- Written instruction: List each line in which the string "toujours" appears.

- Listed records:
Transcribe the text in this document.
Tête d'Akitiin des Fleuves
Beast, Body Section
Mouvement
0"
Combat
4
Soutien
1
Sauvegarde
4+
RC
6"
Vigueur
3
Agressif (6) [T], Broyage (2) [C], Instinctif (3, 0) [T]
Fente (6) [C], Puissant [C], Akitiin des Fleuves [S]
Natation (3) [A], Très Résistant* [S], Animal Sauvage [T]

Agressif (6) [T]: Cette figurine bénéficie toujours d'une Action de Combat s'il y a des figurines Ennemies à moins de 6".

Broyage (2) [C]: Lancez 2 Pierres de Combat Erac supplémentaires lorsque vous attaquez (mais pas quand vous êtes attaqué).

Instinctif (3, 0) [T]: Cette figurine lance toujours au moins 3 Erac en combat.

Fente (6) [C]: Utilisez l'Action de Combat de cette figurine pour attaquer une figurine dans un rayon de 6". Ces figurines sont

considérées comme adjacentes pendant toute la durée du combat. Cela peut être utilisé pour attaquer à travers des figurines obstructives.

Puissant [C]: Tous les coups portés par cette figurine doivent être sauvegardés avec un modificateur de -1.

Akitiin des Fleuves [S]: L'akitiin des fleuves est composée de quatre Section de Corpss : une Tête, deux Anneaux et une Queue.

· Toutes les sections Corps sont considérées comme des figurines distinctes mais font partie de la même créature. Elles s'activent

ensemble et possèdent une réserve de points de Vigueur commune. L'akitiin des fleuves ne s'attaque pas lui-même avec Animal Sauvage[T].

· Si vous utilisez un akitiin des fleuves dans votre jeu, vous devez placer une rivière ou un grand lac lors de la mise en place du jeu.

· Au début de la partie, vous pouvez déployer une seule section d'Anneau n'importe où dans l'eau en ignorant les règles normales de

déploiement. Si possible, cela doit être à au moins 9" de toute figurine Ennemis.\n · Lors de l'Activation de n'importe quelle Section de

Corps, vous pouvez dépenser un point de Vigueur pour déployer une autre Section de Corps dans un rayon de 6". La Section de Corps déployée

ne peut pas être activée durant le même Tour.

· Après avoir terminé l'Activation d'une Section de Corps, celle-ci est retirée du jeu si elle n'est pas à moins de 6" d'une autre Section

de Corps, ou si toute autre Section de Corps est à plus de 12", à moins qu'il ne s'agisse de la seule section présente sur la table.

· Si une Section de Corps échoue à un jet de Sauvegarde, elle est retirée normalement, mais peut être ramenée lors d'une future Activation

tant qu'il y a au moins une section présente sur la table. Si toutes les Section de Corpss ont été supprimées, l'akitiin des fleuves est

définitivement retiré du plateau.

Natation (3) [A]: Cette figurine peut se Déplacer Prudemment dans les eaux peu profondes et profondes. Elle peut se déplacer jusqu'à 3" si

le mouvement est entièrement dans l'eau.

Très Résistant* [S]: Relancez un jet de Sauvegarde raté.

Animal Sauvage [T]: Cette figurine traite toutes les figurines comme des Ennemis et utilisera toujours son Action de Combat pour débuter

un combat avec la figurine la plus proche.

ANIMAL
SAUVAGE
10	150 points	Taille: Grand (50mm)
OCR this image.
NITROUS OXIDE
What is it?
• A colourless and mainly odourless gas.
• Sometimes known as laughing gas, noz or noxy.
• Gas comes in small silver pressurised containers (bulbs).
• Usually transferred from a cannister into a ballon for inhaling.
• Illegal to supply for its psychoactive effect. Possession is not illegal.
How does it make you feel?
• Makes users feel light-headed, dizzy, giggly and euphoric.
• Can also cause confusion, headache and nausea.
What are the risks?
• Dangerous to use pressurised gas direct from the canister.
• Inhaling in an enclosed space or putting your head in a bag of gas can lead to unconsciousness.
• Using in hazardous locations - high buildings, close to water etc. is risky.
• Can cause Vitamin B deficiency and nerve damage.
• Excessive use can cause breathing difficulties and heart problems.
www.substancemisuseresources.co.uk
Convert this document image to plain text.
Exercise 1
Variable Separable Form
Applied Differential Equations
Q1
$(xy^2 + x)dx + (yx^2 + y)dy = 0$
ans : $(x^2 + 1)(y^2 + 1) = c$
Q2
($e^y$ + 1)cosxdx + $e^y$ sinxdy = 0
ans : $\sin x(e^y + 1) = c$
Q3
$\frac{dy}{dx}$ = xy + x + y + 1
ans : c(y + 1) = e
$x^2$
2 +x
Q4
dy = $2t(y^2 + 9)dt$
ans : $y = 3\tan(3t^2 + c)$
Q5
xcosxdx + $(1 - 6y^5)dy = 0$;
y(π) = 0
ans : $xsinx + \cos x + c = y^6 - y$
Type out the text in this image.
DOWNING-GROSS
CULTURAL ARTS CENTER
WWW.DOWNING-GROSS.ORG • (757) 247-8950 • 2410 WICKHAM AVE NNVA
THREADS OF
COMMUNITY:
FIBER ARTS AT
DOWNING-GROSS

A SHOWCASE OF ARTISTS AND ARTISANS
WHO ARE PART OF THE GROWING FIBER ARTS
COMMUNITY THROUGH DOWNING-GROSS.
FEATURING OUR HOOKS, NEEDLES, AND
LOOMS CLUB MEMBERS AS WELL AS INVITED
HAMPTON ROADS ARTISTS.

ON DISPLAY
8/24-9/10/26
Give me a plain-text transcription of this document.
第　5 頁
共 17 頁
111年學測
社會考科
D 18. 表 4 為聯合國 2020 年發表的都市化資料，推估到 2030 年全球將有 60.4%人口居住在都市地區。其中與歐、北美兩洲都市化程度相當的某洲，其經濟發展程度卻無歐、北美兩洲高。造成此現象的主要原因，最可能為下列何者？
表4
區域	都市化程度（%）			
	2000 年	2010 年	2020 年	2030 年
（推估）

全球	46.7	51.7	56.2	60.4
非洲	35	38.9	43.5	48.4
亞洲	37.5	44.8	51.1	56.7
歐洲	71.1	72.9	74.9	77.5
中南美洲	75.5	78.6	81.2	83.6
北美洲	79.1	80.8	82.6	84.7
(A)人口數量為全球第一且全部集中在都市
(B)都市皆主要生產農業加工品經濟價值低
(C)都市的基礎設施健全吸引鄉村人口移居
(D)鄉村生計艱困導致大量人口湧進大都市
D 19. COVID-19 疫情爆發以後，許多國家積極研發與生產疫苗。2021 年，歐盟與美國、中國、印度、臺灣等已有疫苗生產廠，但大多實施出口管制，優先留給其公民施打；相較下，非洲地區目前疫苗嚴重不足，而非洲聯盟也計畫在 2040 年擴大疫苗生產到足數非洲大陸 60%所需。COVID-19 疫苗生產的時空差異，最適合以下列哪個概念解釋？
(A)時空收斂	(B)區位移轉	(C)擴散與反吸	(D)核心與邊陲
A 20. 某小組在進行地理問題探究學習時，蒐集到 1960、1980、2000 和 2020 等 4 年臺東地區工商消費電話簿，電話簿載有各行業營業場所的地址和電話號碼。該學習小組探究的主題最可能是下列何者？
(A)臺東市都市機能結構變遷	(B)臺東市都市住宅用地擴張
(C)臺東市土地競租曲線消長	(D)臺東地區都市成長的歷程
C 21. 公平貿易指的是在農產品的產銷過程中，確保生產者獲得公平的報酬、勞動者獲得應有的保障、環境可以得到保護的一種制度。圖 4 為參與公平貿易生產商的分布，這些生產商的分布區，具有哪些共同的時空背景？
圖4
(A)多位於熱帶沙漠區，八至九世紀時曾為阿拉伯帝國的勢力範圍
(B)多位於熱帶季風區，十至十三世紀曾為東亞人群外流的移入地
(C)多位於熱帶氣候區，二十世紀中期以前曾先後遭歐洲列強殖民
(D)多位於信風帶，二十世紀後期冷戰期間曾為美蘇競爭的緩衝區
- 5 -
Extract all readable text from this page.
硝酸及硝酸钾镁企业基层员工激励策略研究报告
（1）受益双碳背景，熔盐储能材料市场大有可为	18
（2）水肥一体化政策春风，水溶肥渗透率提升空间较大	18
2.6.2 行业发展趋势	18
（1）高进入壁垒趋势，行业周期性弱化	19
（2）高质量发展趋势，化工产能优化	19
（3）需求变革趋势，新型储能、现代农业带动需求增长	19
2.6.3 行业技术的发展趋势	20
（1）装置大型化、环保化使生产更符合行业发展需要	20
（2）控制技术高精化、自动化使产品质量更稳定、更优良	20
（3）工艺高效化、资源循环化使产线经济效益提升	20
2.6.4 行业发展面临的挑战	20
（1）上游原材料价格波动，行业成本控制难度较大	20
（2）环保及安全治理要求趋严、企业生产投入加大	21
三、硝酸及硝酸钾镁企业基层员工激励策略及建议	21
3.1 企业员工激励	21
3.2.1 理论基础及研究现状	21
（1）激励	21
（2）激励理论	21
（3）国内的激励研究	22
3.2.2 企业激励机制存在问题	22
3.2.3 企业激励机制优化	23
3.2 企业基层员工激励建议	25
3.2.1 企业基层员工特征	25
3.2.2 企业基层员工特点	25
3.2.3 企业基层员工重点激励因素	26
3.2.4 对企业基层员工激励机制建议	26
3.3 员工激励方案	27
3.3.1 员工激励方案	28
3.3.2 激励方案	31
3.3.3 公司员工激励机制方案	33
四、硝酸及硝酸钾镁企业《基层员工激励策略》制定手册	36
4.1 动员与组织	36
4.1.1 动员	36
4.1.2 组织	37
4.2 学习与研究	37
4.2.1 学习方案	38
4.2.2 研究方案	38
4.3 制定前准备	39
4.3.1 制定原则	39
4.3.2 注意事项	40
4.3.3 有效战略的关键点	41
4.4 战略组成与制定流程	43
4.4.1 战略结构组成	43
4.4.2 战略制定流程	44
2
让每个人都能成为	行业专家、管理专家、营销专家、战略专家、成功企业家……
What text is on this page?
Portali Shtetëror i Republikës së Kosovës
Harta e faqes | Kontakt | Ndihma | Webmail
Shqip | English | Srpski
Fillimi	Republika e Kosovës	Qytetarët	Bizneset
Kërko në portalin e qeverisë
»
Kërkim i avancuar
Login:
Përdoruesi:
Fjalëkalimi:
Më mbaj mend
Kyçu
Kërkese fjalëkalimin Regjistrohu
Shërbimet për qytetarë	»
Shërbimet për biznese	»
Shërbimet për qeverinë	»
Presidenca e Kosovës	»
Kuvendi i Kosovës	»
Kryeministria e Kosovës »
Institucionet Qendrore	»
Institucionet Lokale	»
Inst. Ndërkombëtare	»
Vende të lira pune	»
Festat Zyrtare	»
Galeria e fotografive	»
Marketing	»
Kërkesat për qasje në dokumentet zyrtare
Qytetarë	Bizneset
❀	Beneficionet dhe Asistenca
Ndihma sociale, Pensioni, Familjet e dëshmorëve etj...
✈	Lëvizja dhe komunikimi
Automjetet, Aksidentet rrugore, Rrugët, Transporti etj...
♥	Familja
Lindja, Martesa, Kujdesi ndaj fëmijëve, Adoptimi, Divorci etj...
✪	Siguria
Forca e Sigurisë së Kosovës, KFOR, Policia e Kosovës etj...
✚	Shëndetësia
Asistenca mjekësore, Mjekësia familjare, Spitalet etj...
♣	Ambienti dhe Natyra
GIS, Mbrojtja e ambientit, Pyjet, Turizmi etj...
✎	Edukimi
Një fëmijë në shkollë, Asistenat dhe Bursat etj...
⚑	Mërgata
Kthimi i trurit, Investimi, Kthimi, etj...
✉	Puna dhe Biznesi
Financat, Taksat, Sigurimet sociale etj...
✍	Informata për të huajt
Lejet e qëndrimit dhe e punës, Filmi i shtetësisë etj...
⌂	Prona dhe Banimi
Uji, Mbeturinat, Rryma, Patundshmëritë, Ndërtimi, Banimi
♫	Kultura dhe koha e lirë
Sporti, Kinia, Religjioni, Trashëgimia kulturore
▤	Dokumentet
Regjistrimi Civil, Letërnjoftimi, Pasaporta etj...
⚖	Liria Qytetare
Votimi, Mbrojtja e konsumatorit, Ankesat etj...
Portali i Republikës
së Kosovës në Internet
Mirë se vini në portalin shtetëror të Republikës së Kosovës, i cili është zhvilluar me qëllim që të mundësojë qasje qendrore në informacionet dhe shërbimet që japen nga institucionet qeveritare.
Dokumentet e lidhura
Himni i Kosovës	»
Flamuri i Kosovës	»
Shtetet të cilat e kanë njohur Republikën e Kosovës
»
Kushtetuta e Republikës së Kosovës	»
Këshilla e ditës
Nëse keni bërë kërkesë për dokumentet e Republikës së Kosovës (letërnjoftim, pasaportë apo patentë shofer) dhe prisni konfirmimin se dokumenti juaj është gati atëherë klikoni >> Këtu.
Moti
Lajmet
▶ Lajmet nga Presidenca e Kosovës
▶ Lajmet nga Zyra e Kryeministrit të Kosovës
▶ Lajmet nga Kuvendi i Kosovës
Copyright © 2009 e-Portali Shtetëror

- Final result:
Agressif (6) [T]: Cette figurine bénéficie toujours d'une Action de Combat s'il y a des figurines Ennemies à moins de 6".
Instinctif (3, 0) [T]: Cette figurine lance toujours au moins 3 Erac en combat.
Animal Sauvage [T]: Cette figurine traite toutes les figurines comme des Ennemis et utilisera toujours son Action de Combat pour débuter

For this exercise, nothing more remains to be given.